NumPyのインデクシングを扱う本文のうち、「2次元配列からが実質的に「行」で始まり「shape: (3, 3)」まで続く部分を、「ディープラーニング」を「深層学習」に置き換えて書き換えなさい。

- 演習本文:
####

ディープラーニングでは、例えばタイムステップを2個飛ばしたり、特定の間隔でサンプルを選択したりするときに便利です。


4. 2次元以上の配列インデクシング:行と列を扱う

2次元配列からが実質的に「行列/バッチ」になるので、ディープラーニング的な感覚が出てきます。

import numpy as np

X = np.array([[1, 2, 3],
              [4, 5, 6],
              [7, 8, 9]])  # shape: (3, 3)

4.1 行/列単一インデクシング

print(X[0])      # 最初の行: [1 2 3]
print(X[1])      # 2番目の行: [4 5 6]

print(X[0, 0])   # 1行1列: 1
print(X[1, 2])   # 2行3列: 6
  • X[i] → i番目の行(1D配列)
  • X[i, j] → i番目の行、j番目の列の値(スカラー)

4.2 行スライシング

print(X[0:2])    # 0~1行
# [[1 2 3]
#  [4 5 6]]

print(X[1:])     # 1行から終わりまで
# [[4 5 6]
#  [7 8 9]]

これは通常バッチで前/後の一部サンプルだけを切るときにPyTorchでそのまま使うパターンです。

4.3 列スライシング

print(X[:, 0])   # 全行, 0番目の列 → [1 4 7]
print(X[:, 1])   # 全行, 1番目の列 → [2 5 8]
  • : は「その次元全体」を意味
  • X[:, 0]は「行は全部、列は0番目」という意味

ディープラーニングで:

  • (batch_size, feature_dim)配列で 特定のfeatureだけを抜きたいとき:X[:, k]

5. 3次元以上:バッチ × チャネル × 高さ × 幅

画像データを例に見てみましょう。

# (batch, height, width) と仮定
images = np.random.randn(32, 28, 28)  # 32個, 28x28画像

5.1 特定サンプル1つだけ抜く

img0 = images[0]        # 最初の画像, shape: (28, 28)
img_last = images[-1]   # 最後の画像

5.2 バッチの一部だけ使う

first_8 = images[:8]    # 最初の8個だけ, shape: (8, 28, 28)

5.3 画像の一部領域だけ切る(crop)

# 中央の20x20領域だけ
crop = images[:, 4:24, 4:24]  # shape: (32, 20, 20)

PyTorchでも:

# images_torch: (32, 1, 28, 28) などのテンソルと仮定
center_crop = images_torch[:, :, 4:24, 4:24]

インデクシング/スライシングの概念がほぼそのままです。


6. スライシングは通常「ビュー(view)」です

重要なポイント1つ:

スライシング結果は通常元の配列の「ビュー(view)」です。 つまり、新しくデータをコピーしたのではなく元を見ている窓という意味です。

x = np.array([10, 20, 30, 40, 50])
y = x[1:4]   # ビュー

print(y)     # [20 30 40]
y[0] = 999

print(y)     # [999  30  40]
print(x)     # [ 10 999  30  40  50]  ← 元も変わる!

この特徴は:

  • メモリを節約し高速だが
  • うっかり元を変えてしまうリスクがある

完全に別の配列にしたいときはcopy()を使います。

x = np.array([10, 20, 30, 40, 50])
y = x[1:4].copy()

####

- レコード抜粋:
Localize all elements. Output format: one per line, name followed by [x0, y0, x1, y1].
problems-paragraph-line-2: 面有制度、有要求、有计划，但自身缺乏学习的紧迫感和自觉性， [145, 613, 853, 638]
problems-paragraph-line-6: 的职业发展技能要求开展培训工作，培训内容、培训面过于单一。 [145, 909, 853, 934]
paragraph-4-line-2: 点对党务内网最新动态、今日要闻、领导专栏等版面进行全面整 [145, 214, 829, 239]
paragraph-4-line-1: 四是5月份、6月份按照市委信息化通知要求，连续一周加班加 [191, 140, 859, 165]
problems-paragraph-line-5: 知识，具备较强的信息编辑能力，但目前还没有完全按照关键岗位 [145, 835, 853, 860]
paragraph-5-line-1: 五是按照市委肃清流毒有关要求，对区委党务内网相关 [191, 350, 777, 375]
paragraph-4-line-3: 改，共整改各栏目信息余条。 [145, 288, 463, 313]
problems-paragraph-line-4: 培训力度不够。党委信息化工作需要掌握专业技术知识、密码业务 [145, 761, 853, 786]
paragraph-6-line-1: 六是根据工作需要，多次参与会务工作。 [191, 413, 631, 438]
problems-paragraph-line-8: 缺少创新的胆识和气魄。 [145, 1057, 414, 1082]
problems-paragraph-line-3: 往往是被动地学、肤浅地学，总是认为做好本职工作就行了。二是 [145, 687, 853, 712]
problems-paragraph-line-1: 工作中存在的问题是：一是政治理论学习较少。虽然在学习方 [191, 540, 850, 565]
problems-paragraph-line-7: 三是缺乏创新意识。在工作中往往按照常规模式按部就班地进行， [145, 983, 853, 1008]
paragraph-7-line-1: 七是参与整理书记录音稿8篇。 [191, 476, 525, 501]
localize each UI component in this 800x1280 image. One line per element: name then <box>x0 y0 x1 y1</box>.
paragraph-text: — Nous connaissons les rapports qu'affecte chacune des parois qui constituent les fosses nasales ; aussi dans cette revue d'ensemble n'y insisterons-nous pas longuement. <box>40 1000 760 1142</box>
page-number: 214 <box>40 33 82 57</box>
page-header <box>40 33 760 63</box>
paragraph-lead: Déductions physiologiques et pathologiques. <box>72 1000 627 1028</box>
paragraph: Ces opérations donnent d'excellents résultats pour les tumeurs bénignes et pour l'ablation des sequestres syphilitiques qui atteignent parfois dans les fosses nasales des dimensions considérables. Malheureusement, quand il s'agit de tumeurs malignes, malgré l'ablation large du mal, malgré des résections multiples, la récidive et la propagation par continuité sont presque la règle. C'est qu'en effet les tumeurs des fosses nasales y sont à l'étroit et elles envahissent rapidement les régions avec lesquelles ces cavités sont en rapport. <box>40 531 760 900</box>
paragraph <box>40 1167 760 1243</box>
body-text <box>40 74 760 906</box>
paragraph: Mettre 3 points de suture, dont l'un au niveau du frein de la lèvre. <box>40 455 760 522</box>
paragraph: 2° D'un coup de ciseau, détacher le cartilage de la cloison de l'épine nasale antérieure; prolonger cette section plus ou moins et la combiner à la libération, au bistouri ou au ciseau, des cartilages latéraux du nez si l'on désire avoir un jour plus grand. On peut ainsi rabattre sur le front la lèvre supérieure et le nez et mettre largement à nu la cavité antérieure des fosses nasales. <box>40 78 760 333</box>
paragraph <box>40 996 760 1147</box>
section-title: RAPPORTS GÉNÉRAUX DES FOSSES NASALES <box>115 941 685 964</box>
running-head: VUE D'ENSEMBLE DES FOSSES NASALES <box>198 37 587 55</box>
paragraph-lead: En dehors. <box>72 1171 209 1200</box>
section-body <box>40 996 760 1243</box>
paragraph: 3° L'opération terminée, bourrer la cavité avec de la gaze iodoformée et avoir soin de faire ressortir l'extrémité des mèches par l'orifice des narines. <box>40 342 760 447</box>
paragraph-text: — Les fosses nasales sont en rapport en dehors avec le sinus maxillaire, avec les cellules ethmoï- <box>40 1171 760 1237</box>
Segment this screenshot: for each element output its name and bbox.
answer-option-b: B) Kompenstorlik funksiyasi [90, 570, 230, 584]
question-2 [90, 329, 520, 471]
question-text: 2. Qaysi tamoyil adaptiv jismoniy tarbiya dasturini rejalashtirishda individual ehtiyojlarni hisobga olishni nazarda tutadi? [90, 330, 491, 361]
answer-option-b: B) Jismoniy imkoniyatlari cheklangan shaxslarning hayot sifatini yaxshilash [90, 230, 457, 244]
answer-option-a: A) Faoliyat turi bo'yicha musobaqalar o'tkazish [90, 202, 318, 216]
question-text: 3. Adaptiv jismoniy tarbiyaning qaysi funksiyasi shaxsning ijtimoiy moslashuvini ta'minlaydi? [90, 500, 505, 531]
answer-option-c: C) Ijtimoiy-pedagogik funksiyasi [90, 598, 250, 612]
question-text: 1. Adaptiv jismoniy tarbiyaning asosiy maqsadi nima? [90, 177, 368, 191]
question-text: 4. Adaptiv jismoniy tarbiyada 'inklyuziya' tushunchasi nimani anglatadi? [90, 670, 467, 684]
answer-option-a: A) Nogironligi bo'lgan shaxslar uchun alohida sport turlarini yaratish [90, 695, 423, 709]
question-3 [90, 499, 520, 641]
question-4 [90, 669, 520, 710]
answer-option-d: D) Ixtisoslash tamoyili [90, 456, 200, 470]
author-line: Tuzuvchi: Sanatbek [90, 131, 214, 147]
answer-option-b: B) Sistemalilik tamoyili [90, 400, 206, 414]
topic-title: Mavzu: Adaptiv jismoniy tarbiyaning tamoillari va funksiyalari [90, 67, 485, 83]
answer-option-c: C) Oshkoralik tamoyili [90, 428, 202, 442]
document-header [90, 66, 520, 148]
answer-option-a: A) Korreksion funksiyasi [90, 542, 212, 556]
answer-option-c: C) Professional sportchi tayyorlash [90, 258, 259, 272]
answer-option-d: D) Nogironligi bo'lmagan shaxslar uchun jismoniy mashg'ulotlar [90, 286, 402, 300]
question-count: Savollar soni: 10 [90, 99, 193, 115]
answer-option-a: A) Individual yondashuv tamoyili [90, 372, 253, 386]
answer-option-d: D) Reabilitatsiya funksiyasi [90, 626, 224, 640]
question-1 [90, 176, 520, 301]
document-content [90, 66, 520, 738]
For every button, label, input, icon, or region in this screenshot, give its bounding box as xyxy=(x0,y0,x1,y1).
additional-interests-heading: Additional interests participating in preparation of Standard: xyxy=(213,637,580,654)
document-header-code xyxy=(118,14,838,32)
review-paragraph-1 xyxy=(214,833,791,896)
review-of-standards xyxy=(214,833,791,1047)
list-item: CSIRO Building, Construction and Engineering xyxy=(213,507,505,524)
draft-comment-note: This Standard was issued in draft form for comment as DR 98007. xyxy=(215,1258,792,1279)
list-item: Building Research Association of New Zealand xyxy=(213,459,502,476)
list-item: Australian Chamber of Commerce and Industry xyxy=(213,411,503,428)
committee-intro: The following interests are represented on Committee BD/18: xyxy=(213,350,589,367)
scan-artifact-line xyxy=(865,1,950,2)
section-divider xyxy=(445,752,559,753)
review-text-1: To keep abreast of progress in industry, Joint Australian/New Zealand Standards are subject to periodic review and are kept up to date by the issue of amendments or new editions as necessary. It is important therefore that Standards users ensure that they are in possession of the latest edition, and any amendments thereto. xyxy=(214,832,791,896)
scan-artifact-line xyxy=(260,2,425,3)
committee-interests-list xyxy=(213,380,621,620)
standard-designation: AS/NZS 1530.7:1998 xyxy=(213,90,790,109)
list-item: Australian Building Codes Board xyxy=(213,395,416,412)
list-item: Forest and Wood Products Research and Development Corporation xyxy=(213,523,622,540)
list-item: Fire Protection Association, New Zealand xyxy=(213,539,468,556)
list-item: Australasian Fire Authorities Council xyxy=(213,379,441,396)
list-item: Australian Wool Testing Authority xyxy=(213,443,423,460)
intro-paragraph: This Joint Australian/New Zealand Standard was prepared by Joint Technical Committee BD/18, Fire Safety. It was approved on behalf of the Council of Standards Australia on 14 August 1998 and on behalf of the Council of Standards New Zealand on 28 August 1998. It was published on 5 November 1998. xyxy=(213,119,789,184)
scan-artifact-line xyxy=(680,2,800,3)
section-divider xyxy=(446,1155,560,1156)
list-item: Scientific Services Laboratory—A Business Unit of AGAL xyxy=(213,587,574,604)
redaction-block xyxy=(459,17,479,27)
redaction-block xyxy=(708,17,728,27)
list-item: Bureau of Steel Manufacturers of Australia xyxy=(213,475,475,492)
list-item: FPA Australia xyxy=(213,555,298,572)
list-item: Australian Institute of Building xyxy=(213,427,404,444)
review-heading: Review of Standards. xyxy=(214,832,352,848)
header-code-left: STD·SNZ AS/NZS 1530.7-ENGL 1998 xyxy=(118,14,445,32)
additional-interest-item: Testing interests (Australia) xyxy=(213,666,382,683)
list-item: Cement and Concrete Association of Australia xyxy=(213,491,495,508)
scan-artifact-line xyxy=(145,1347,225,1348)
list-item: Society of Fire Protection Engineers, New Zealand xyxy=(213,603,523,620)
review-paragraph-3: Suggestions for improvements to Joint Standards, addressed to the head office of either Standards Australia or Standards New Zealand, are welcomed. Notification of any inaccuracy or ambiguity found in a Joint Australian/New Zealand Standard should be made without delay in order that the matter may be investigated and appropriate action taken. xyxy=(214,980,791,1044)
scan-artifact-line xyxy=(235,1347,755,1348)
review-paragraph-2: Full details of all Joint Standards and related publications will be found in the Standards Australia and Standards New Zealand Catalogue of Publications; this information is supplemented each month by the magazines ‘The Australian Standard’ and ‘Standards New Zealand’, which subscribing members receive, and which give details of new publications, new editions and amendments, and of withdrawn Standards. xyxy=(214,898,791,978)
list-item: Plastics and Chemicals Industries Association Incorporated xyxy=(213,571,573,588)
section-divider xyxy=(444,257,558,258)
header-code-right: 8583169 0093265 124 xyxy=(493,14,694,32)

####

- 解答欄:
2次元配列からが実質的に「行列/バッチ」になるので、深層学習的な感覚が出てきます。

import numpy as np

X = np.array([[1, 2, 3],
              [4, 5, 6],
              [7, 8, 9]])  # shape: (3, 3)